• [What to work on] Exactly as written, retype the listing below, omitting the pictures.

• [Input]
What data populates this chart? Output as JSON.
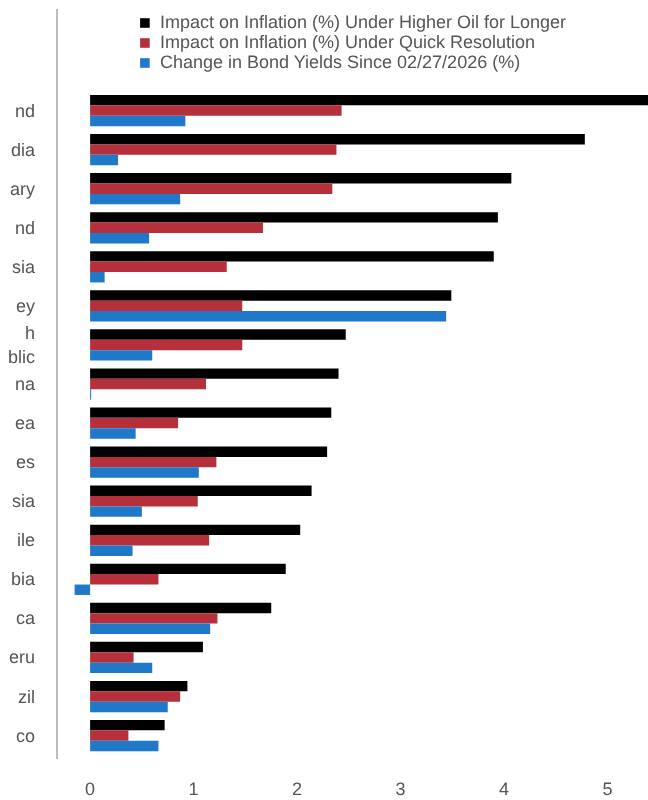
{
  "chart_data": {
    "type": "bar",
    "orientation": "horizontal",
    "categories": [
      "nd",
      "dia",
      "ary",
      "nd",
      "sia",
      "ey",
      "h\nblic",
      "na",
      "ea",
      "es",
      "sia",
      "ile",
      "bia",
      "ca",
      "eru",
      "zil",
      "co"
    ],
    "series": [
      {
        "name": "Impact on Inflation (%) Under Higher Oil for Longer",
        "color": "#000000",
        "values": [
          5.4,
          4.78,
          4.07,
          3.94,
          3.9,
          3.49,
          2.47,
          2.4,
          2.33,
          2.29,
          2.14,
          2.03,
          1.89,
          1.75,
          1.09,
          0.94,
          0.72
        ]
      },
      {
        "name": "Impact on Inflation (%) Under Quick Resolution",
        "color": "#b5303a",
        "values": [
          2.43,
          2.38,
          2.34,
          1.67,
          1.32,
          1.47,
          1.47,
          1.12,
          0.85,
          1.22,
          1.04,
          1.15,
          0.66,
          1.23,
          0.42,
          0.87,
          0.37
        ]
      },
      {
        "name": "Change in Bond Yields Since 02/27/2026 (%)",
        "color": "#1f78c8",
        "values": [
          0.92,
          0.27,
          0.87,
          0.57,
          0.14,
          3.44,
          0.6,
          0.01,
          0.44,
          1.05,
          0.5,
          0.41,
          -0.15,
          1.16,
          0.6,
          0.75,
          0.66
        ]
      }
    ],
    "xlim": [
      -0.32,
      5.4
    ],
    "xticks": [
      0,
      1,
      2,
      3,
      4,
      5
    ],
    "grid": false,
    "legend": "top"
  }
}
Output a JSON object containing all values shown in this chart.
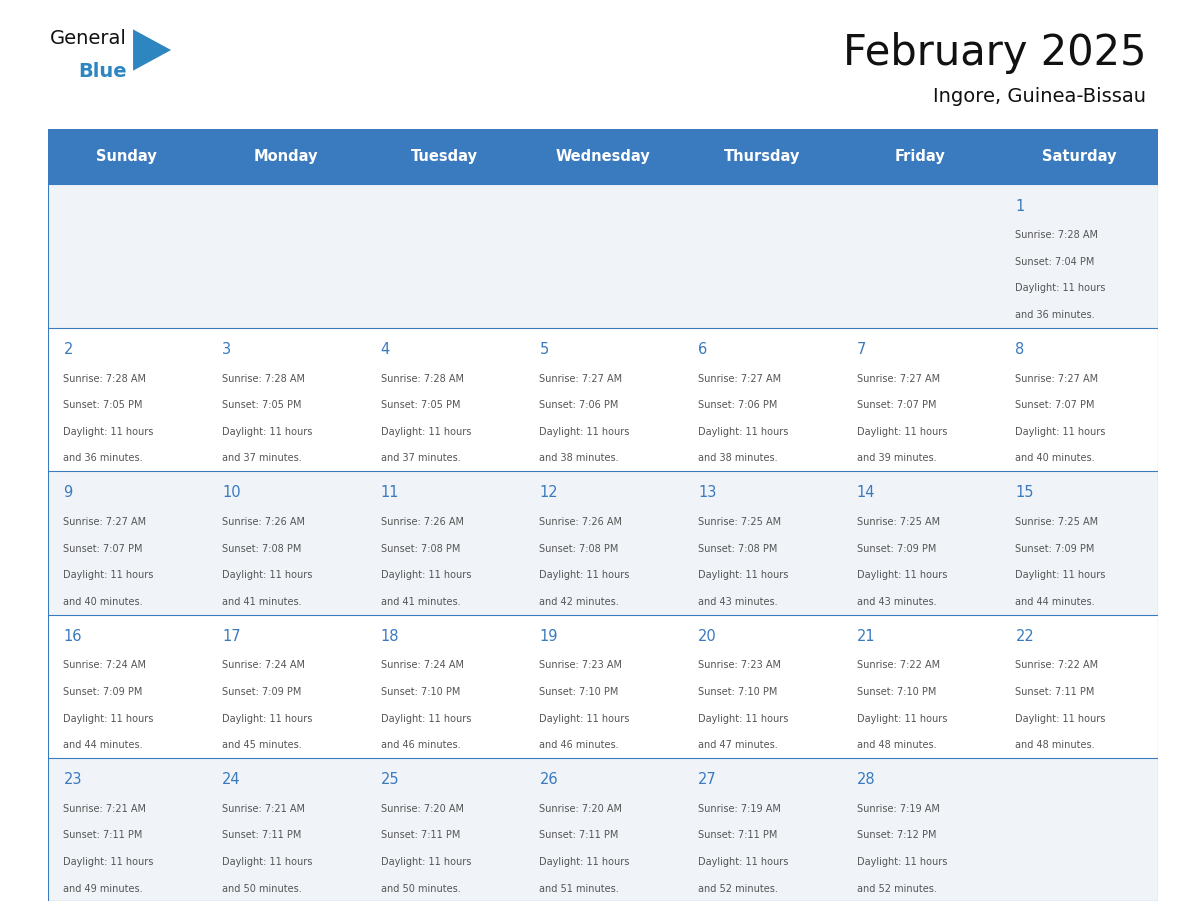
{
  "title": "February 2025",
  "subtitle": "Ingore, Guinea-Bissau",
  "header_bg": "#3a7abf",
  "header_text_color": "#ffffff",
  "days_of_week": [
    "Sunday",
    "Monday",
    "Tuesday",
    "Wednesday",
    "Thursday",
    "Friday",
    "Saturday"
  ],
  "row_bg_odd": "#f0f4f8",
  "row_bg_even": "#ffffff",
  "cell_border_color": "#3a7abf",
  "day_number_color": "#3a7abf",
  "info_text_color": "#555555",
  "calendar_data": [
    [
      null,
      null,
      null,
      null,
      null,
      null,
      {
        "day": 1,
        "sunrise": "7:28 AM",
        "sunset": "7:04 PM",
        "daylight": "11 hours and 36 minutes."
      }
    ],
    [
      {
        "day": 2,
        "sunrise": "7:28 AM",
        "sunset": "7:05 PM",
        "daylight": "11 hours and 36 minutes."
      },
      {
        "day": 3,
        "sunrise": "7:28 AM",
        "sunset": "7:05 PM",
        "daylight": "11 hours and 37 minutes."
      },
      {
        "day": 4,
        "sunrise": "7:28 AM",
        "sunset": "7:05 PM",
        "daylight": "11 hours and 37 minutes."
      },
      {
        "day": 5,
        "sunrise": "7:27 AM",
        "sunset": "7:06 PM",
        "daylight": "11 hours and 38 minutes."
      },
      {
        "day": 6,
        "sunrise": "7:27 AM",
        "sunset": "7:06 PM",
        "daylight": "11 hours and 38 minutes."
      },
      {
        "day": 7,
        "sunrise": "7:27 AM",
        "sunset": "7:07 PM",
        "daylight": "11 hours and 39 minutes."
      },
      {
        "day": 8,
        "sunrise": "7:27 AM",
        "sunset": "7:07 PM",
        "daylight": "11 hours and 40 minutes."
      }
    ],
    [
      {
        "day": 9,
        "sunrise": "7:27 AM",
        "sunset": "7:07 PM",
        "daylight": "11 hours and 40 minutes."
      },
      {
        "day": 10,
        "sunrise": "7:26 AM",
        "sunset": "7:08 PM",
        "daylight": "11 hours and 41 minutes."
      },
      {
        "day": 11,
        "sunrise": "7:26 AM",
        "sunset": "7:08 PM",
        "daylight": "11 hours and 41 minutes."
      },
      {
        "day": 12,
        "sunrise": "7:26 AM",
        "sunset": "7:08 PM",
        "daylight": "11 hours and 42 minutes."
      },
      {
        "day": 13,
        "sunrise": "7:25 AM",
        "sunset": "7:08 PM",
        "daylight": "11 hours and 43 minutes."
      },
      {
        "day": 14,
        "sunrise": "7:25 AM",
        "sunset": "7:09 PM",
        "daylight": "11 hours and 43 minutes."
      },
      {
        "day": 15,
        "sunrise": "7:25 AM",
        "sunset": "7:09 PM",
        "daylight": "11 hours and 44 minutes."
      }
    ],
    [
      {
        "day": 16,
        "sunrise": "7:24 AM",
        "sunset": "7:09 PM",
        "daylight": "11 hours and 44 minutes."
      },
      {
        "day": 17,
        "sunrise": "7:24 AM",
        "sunset": "7:09 PM",
        "daylight": "11 hours and 45 minutes."
      },
      {
        "day": 18,
        "sunrise": "7:24 AM",
        "sunset": "7:10 PM",
        "daylight": "11 hours and 46 minutes."
      },
      {
        "day": 19,
        "sunrise": "7:23 AM",
        "sunset": "7:10 PM",
        "daylight": "11 hours and 46 minutes."
      },
      {
        "day": 20,
        "sunrise": "7:23 AM",
        "sunset": "7:10 PM",
        "daylight": "11 hours and 47 minutes."
      },
      {
        "day": 21,
        "sunrise": "7:22 AM",
        "sunset": "7:10 PM",
        "daylight": "11 hours and 48 minutes."
      },
      {
        "day": 22,
        "sunrise": "7:22 AM",
        "sunset": "7:11 PM",
        "daylight": "11 hours and 48 minutes."
      }
    ],
    [
      {
        "day": 23,
        "sunrise": "7:21 AM",
        "sunset": "7:11 PM",
        "daylight": "11 hours and 49 minutes."
      },
      {
        "day": 24,
        "sunrise": "7:21 AM",
        "sunset": "7:11 PM",
        "daylight": "11 hours and 50 minutes."
      },
      {
        "day": 25,
        "sunrise": "7:20 AM",
        "sunset": "7:11 PM",
        "daylight": "11 hours and 50 minutes."
      },
      {
        "day": 26,
        "sunrise": "7:20 AM",
        "sunset": "7:11 PM",
        "daylight": "11 hours and 51 minutes."
      },
      {
        "day": 27,
        "sunrise": "7:19 AM",
        "sunset": "7:11 PM",
        "daylight": "11 hours and 52 minutes."
      },
      {
        "day": 28,
        "sunrise": "7:19 AM",
        "sunset": "7:12 PM",
        "daylight": "11 hours and 52 minutes."
      },
      null
    ]
  ],
  "logo_text_general": "General",
  "logo_text_blue": "Blue",
  "logo_blue_color": "#2e86c1",
  "logo_triangle_color": "#2e86c1",
  "fig_width": 11.88,
  "fig_height": 9.18
}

• [Solution for this exercise]
What data populates this chart? Output as JSON.
{
  "chart_data": {
    "type": "bar",
    "orientation": "horizontal",
    "categories": [
      "nd",
      "dia",
      "ary",
      "nd",
      "sia",
      "ey",
      "h\nblic",
      "na",
      "ea",
      "es",
      "sia",
      "ile",
      "bia",
      "ca",
      "eru",
      "zil",
      "co"
    ],
    "series": [
      {
        "name": "Impact on Inflation (%) Under Higher Oil for Longer",
        "color": "#000000",
        "values": [
          5.4,
          4.78,
          4.07,
          3.94,
          3.9,
          3.49,
          2.47,
          2.4,
          2.33,
          2.29,
          2.14,
          2.03,
          1.89,
          1.75,
          1.09,
          0.94,
          0.72
        ]
      },
      {
        "name": "Impact on Inflation (%) Under Quick Resolution",
        "color": "#b5303a",
        "values": [
          2.43,
          2.38,
          2.34,
          1.67,
          1.32,
          1.47,
          1.47,
          1.12,
          0.85,
          1.22,
          1.04,
          1.15,
          0.66,
          1.23,
          0.42,
          0.87,
          0.37
        ]
      },
      {
        "name": "Change in Bond Yields Since 02/27/2026 (%)",
        "color": "#1f78c8",
        "values": [
          0.92,
          0.27,
          0.87,
          0.57,
          0.14,
          3.44,
          0.6,
          0.01,
          0.44,
          1.05,
          0.5,
          0.41,
          -0.15,
          1.16,
          0.6,
          0.75,
          0.66
        ]
      }
    ],
    "xlim": [
      -0.32,
      5.4
    ],
    "xticks": [
      0,
      1,
      2,
      3,
      4,
      5
    ],
    "grid": false,
    "legend": "top"
  }
}
Output a JSON object containing all values shown in this chart.
{
  "title": "February 2025",
  "subtitle": "Ingore, Guinea-Bissau",
  "header_bg": "#3a7abf",
  "header_text_color": "#ffffff",
  "days_of_week": [
    "Sunday",
    "Monday",
    "Tuesday",
    "Wednesday",
    "Thursday",
    "Friday",
    "Saturday"
  ],
  "row_bg_odd": "#f0f4f8",
  "row_bg_even": "#ffffff",
  "cell_border_color": "#3a7abf",
  "day_number_color": "#3a7abf",
  "info_text_color": "#555555",
  "calendar_data": [
    [
      null,
      null,
      null,
      null,
      null,
      null,
      {
        "day": 1,
        "sunrise": "7:28 AM",
        "sunset": "7:04 PM",
        "daylight": "11 hours and 36 minutes."
      }
    ],
    [
      {
        "day": 2,
        "sunrise": "7:28 AM",
        "sunset": "7:05 PM",
        "daylight": "11 hours and 36 minutes."
      },
      {
        "day": 3,
        "sunrise": "7:28 AM",
        "sunset": "7:05 PM",
        "daylight": "11 hours and 37 minutes."
      },
      {
        "day": 4,
        "sunrise": "7:28 AM",
        "sunset": "7:05 PM",
        "daylight": "11 hours and 37 minutes."
      },
      {
        "day": 5,
        "sunrise": "7:27 AM",
        "sunset": "7:06 PM",
        "daylight": "11 hours and 38 minutes."
      },
      {
        "day": 6,
        "sunrise": "7:27 AM",
        "sunset": "7:06 PM",
        "daylight": "11 hours and 38 minutes."
      },
      {
        "day": 7,
        "sunrise": "7:27 AM",
        "sunset": "7:07 PM",
        "daylight": "11 hours and 39 minutes."
      },
      {
        "day": 8,
        "sunrise": "7:27 AM",
        "sunset": "7:07 PM",
        "daylight": "11 hours and 40 minutes."
      }
    ],
    [
      {
        "day": 9,
        "sunrise": "7:27 AM",
        "sunset": "7:07 PM",
        "daylight": "11 hours and 40 minutes."
      },
      {
        "day": 10,
        "sunrise": "7:26 AM",
        "sunset": "7:08 PM",
        "daylight": "11 hours and 41 minutes."
      },
      {
        "day": 11,
        "sunrise": "7:26 AM",
        "sunset": "7:08 PM",
        "daylight": "11 hours and 41 minutes."
      },
      {
        "day": 12,
        "sunrise": "7:26 AM",
        "sunset": "7:08 PM",
        "daylight": "11 hours and 42 minutes."
      },
      {
        "day": 13,
        "sunrise": "7:25 AM",
        "sunset": "7:08 PM",
        "daylight": "11 hours and 43 minutes."
      },
      {
        "day": 14,
        "sunrise": "7:25 AM",
        "sunset": "7:09 PM",
        "daylight": "11 hours and 43 minutes."
      },
      {
        "day": 15,
        "sunrise": "7:25 AM",
        "sunset": "7:09 PM",
        "daylight": "11 hours and 44 minutes."
      }
    ],
    [
      {
        "day": 16,
        "sunrise": "7:24 AM",
        "sunset": "7:09 PM",
        "daylight": "11 hours and 44 minutes."
      },
      {
        "day": 17,
        "sunrise": "7:24 AM",
        "sunset": "7:09 PM",
        "daylight": "11 hours and 45 minutes."
      },
      {
        "day": 18,
        "sunrise": "7:24 AM",
        "sunset": "7:10 PM",
        "daylight": "11 hours and 46 minutes."
      },
      {
        "day": 19,
        "sunrise": "7:23 AM",
        "sunset": "7:10 PM",
        "daylight": "11 hours and 46 minutes."
      },
      {
        "day": 20,
        "sunrise": "7:23 AM",
        "sunset": "7:10 PM",
        "daylight": "11 hours and 47 minutes."
      },
      {
        "day": 21,
        "sunrise": "7:22 AM",
        "sunset": "7:10 PM",
        "daylight": "11 hours and 48 minutes."
      },
      {
        "day": 22,
        "sunrise": "7:22 AM",
        "sunset": "7:11 PM",
        "daylight": "11 hours and 48 minutes."
      }
    ],
    [
      {
        "day": 23,
        "sunrise": "7:21 AM",
        "sunset": "7:11 PM",
        "daylight": "11 hours and 49 minutes."
      },
      {
        "day": 24,
        "sunrise": "7:21 AM",
        "sunset": "7:11 PM",
        "daylight": "11 hours and 50 minutes."
      },
      {
        "day": 25,
        "sunrise": "7:20 AM",
        "sunset": "7:11 PM",
        "daylight": "11 hours and 50 minutes."
      },
      {
        "day": 26,
        "sunrise": "7:20 AM",
        "sunset": "7:11 PM",
        "daylight": "11 hours and 51 minutes."
      },
      {
        "day": 27,
        "sunrise": "7:19 AM",
        "sunset": "7:11 PM",
        "daylight": "11 hours and 52 minutes."
      },
      {
        "day": 28,
        "sunrise": "7:19 AM",
        "sunset": "7:12 PM",
        "daylight": "11 hours and 52 minutes."
      },
      null
    ]
  ],
  "logo_text_general": "General",
  "logo_text_blue": "Blue",
  "logo_blue_color": "#2e86c1",
  "logo_triangle_color": "#2e86c1",
  "fig_width": 11.88,
  "fig_height": 9.18
}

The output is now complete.